[[ Provided entries open ]]

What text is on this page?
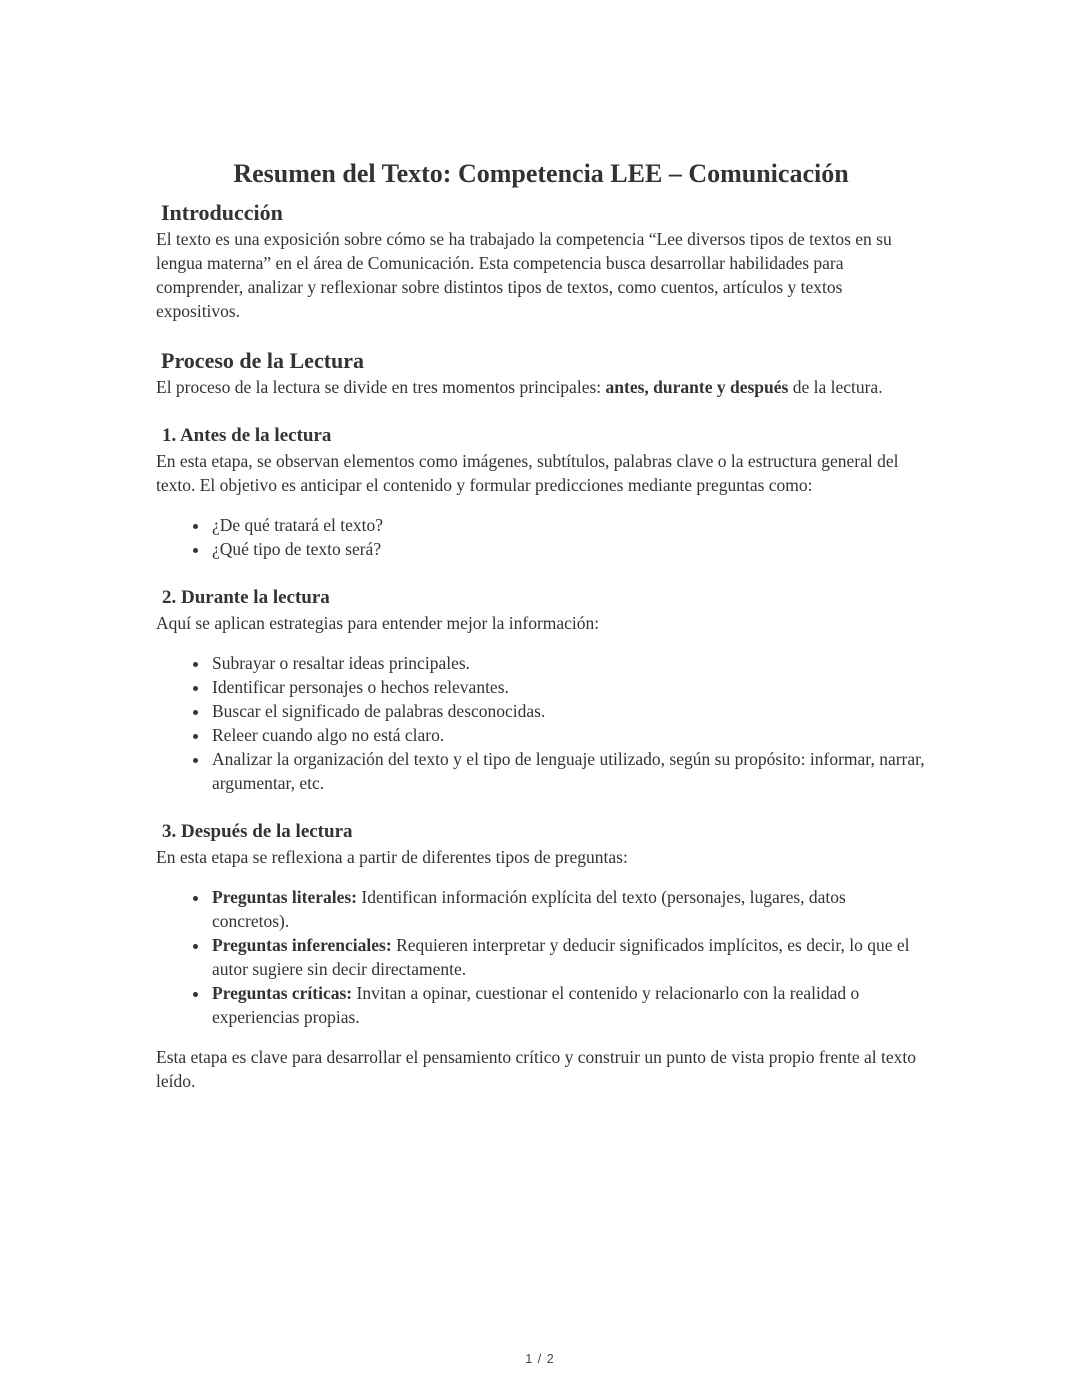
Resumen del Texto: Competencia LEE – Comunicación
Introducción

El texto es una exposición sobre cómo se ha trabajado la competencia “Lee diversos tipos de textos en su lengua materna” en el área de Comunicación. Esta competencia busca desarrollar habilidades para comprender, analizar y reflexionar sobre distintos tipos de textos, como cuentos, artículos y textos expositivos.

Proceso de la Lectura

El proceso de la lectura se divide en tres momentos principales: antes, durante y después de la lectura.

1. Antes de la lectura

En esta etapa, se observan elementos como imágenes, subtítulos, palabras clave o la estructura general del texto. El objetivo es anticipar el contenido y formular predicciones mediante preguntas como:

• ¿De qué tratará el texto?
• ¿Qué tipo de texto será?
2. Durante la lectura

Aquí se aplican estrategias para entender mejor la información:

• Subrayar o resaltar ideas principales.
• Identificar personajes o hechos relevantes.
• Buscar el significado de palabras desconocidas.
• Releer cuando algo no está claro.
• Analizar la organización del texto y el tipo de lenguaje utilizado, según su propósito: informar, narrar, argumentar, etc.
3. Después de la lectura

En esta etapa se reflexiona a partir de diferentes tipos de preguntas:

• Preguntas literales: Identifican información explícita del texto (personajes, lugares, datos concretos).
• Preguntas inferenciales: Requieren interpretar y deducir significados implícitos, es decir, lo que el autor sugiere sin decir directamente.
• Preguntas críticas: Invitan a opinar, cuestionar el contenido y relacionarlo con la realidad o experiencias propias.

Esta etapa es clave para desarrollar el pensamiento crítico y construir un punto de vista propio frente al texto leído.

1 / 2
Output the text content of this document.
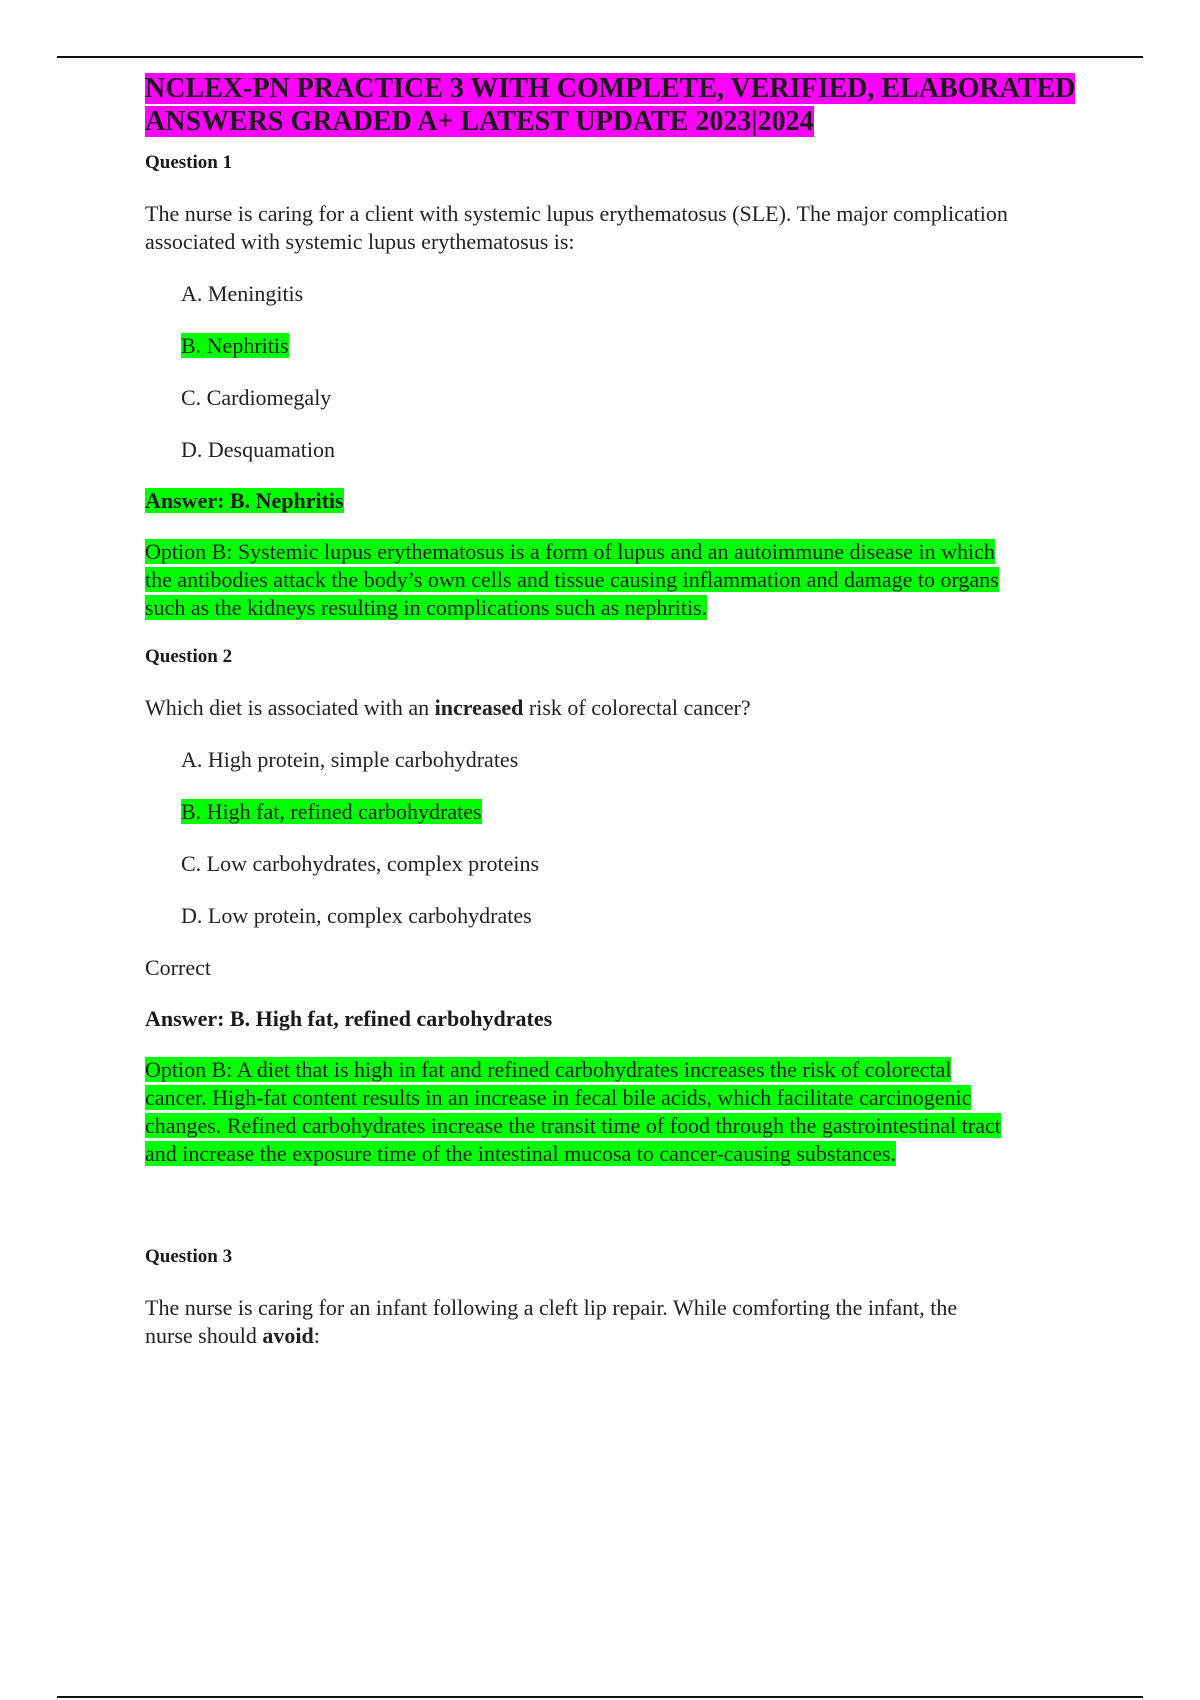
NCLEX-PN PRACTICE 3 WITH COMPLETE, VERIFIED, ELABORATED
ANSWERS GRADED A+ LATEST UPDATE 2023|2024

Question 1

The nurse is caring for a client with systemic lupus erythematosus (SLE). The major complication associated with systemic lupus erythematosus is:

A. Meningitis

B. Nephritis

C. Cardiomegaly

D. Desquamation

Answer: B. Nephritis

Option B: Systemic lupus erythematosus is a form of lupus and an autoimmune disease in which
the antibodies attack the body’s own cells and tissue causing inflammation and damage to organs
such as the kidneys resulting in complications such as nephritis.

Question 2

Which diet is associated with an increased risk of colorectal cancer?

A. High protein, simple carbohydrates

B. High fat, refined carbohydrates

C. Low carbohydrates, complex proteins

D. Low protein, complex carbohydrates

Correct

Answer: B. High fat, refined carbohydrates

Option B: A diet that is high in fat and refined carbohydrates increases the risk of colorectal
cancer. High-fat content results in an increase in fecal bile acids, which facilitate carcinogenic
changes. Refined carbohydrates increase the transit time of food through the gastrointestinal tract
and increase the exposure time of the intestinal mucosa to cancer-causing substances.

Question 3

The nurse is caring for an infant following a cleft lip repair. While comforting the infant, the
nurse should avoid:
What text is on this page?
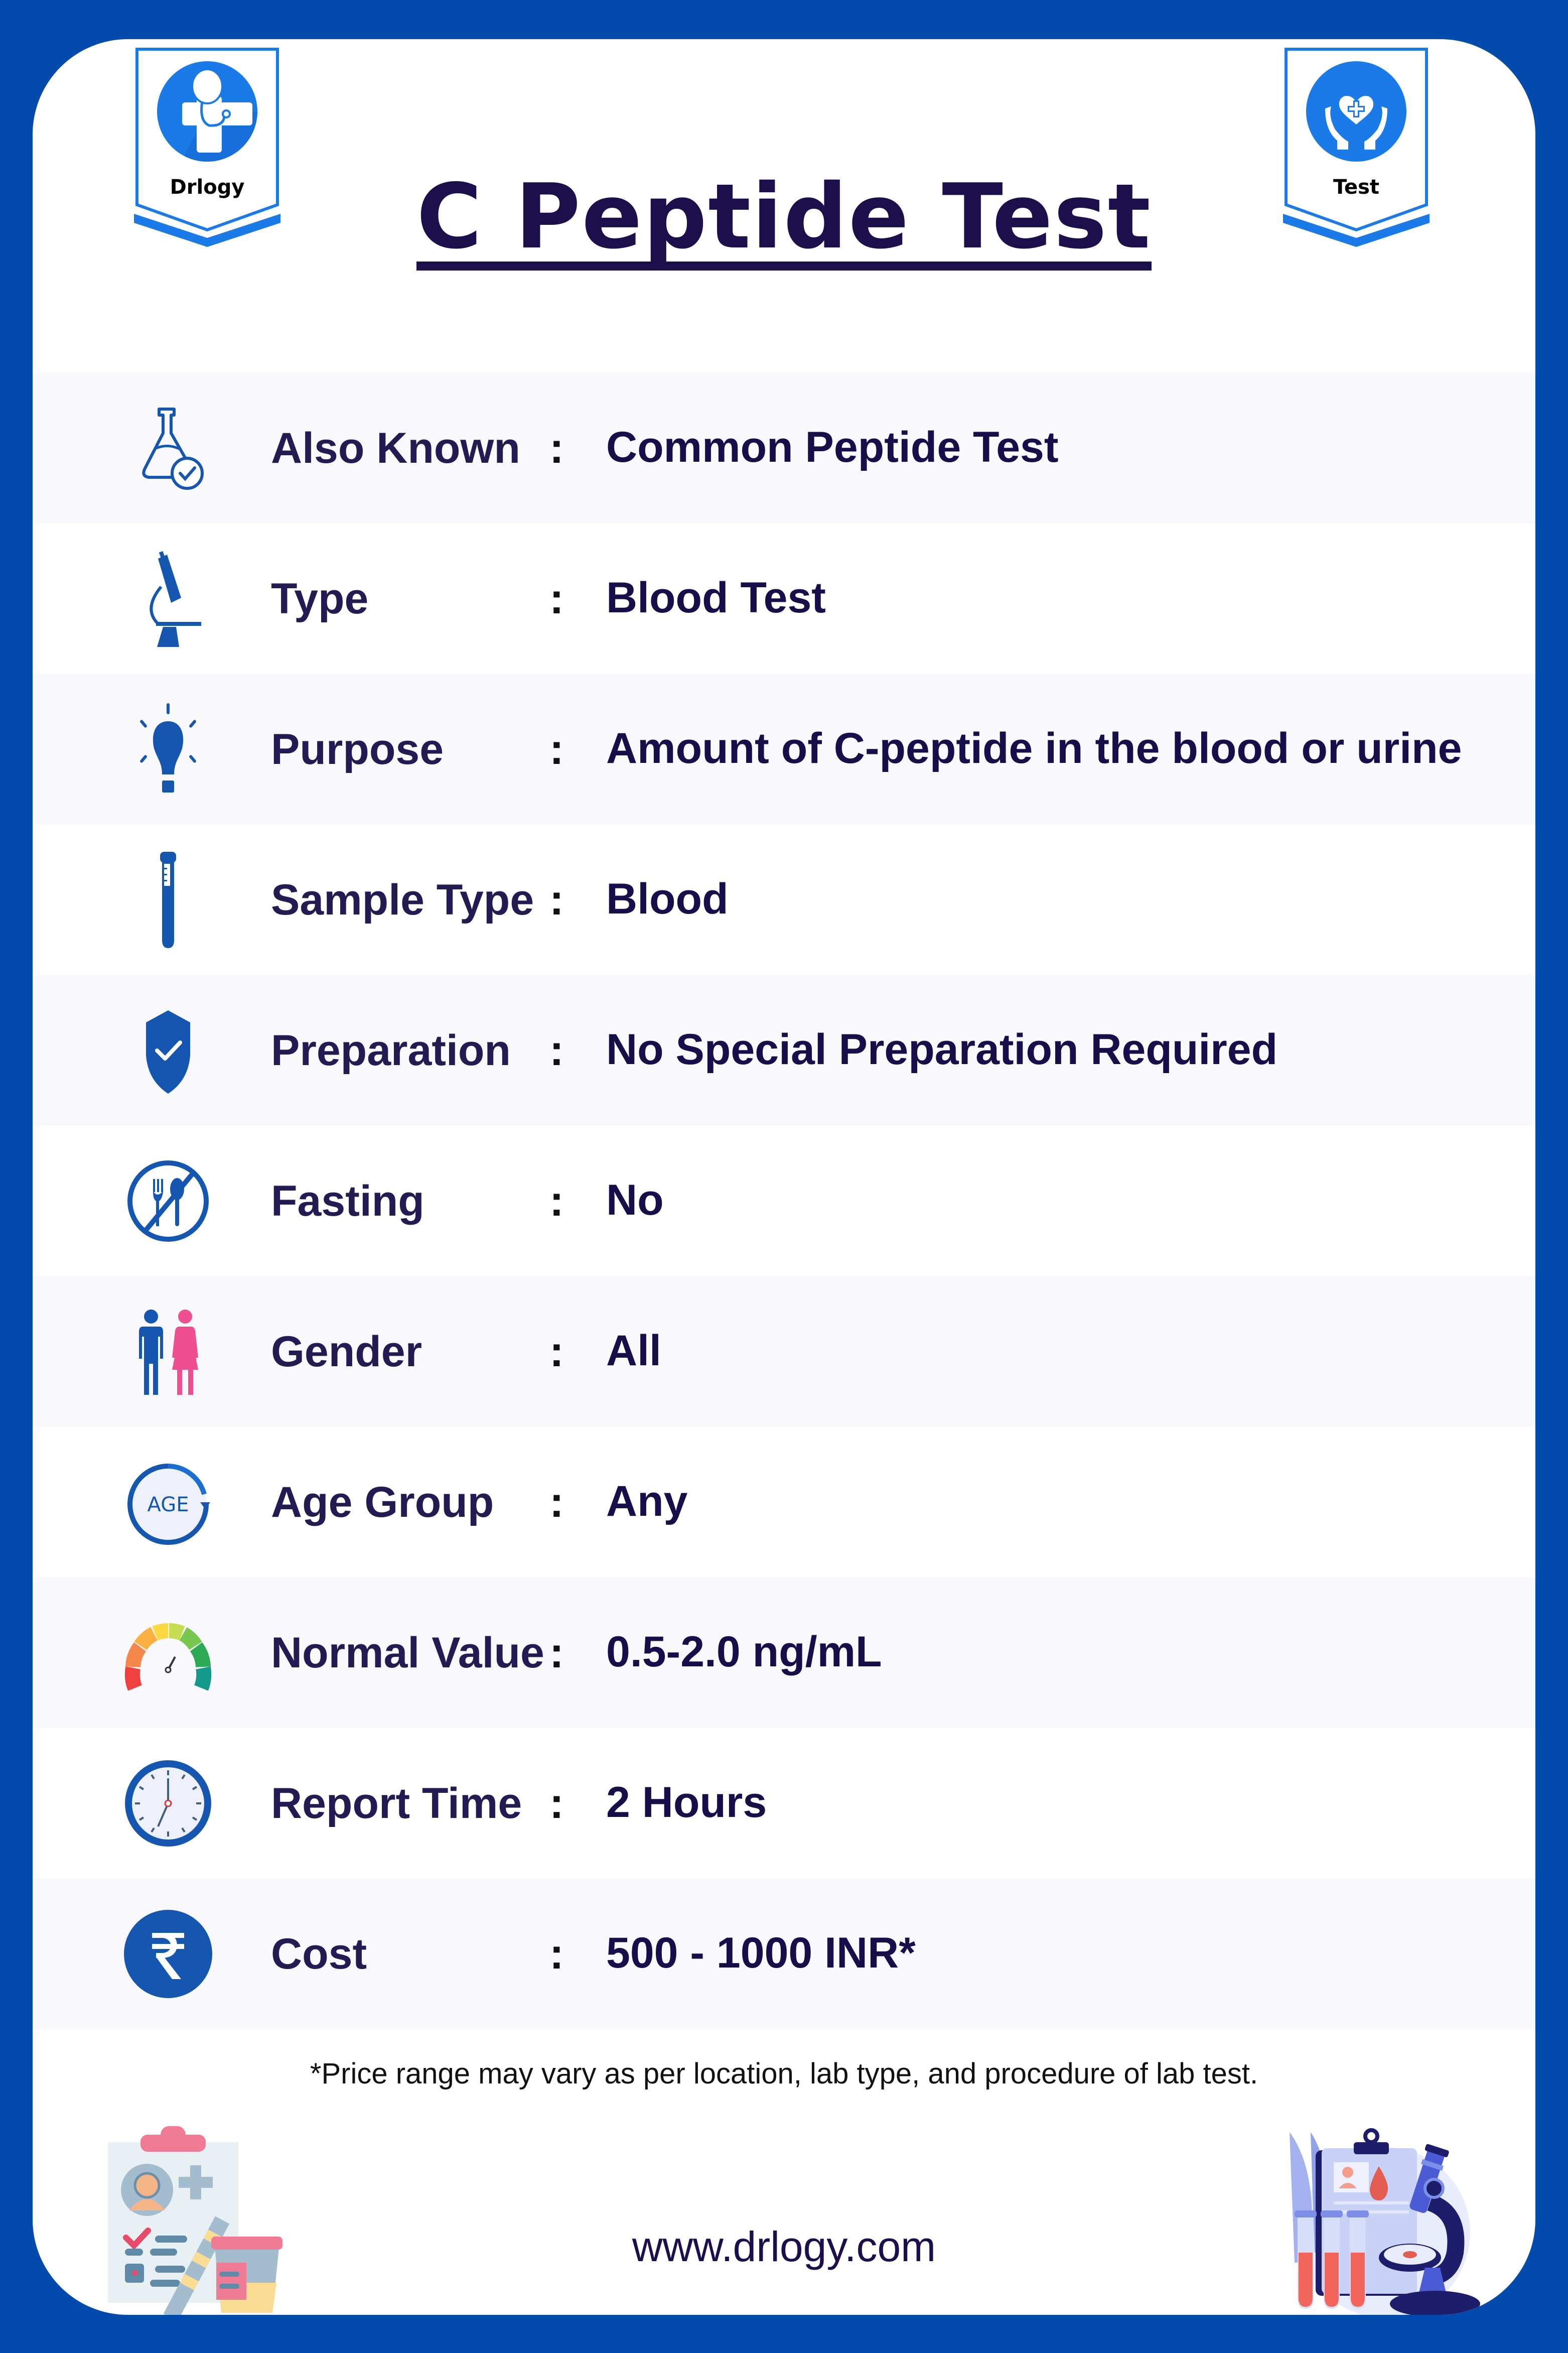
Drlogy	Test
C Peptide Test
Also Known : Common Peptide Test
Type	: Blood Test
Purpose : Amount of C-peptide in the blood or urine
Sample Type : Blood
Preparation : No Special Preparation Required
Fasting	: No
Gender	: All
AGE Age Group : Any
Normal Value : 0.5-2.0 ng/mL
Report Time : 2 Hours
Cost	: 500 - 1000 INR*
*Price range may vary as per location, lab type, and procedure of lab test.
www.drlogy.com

[[ Provided entries closed ]]

__Work order__.
Return every line from the entries above that includes the word "cancer".

__Solved problem__.
Which diet is associated with an increased risk of colorectal cancer?
cancer. High-fat content results in an increase in fecal bile acids, which facilitate carcinogenic
and increase the exposure time of the intestinal mucosa to cancer-causing substances.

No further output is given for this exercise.